Problem to solve |
Copy each line of the records that contains the word "with".

(A run of records)
= = = = = = =
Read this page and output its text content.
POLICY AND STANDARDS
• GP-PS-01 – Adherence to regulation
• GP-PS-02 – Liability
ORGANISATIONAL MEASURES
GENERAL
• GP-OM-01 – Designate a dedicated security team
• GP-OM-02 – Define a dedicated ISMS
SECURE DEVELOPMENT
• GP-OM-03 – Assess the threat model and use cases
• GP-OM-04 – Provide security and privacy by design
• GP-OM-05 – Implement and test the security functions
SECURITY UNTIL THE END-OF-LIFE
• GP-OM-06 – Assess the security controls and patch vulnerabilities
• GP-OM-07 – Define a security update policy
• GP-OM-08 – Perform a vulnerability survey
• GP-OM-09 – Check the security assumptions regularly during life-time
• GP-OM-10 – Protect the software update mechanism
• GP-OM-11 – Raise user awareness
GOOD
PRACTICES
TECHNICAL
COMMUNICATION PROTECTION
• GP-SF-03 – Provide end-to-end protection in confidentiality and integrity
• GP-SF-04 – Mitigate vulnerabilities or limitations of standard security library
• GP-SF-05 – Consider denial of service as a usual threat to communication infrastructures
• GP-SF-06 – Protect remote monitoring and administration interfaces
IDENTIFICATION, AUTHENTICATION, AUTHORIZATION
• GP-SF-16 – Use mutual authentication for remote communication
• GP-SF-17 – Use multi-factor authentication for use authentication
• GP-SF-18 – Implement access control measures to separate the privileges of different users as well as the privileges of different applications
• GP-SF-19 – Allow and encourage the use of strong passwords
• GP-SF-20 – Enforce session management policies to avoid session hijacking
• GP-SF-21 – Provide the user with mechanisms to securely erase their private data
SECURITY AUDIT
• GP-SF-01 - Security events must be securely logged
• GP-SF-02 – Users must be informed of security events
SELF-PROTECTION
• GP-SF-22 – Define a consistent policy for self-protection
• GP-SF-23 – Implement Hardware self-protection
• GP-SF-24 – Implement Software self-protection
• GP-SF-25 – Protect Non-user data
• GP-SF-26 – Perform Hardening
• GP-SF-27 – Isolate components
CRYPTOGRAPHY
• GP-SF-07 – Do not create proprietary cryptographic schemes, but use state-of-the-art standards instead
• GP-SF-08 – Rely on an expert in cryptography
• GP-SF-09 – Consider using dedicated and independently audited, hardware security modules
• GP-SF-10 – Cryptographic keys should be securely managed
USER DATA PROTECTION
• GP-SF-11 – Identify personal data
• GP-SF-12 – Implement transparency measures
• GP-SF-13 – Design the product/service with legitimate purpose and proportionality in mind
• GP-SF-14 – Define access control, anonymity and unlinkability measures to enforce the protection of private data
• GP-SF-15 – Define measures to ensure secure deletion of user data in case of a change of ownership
= = = = = = =
Finished answer |
• GP-SF-21 – Provide the user with mechanisms to securely erase their private data
• GP-SF-13 – Design the product/service with legitimate purpose and proportionality in mind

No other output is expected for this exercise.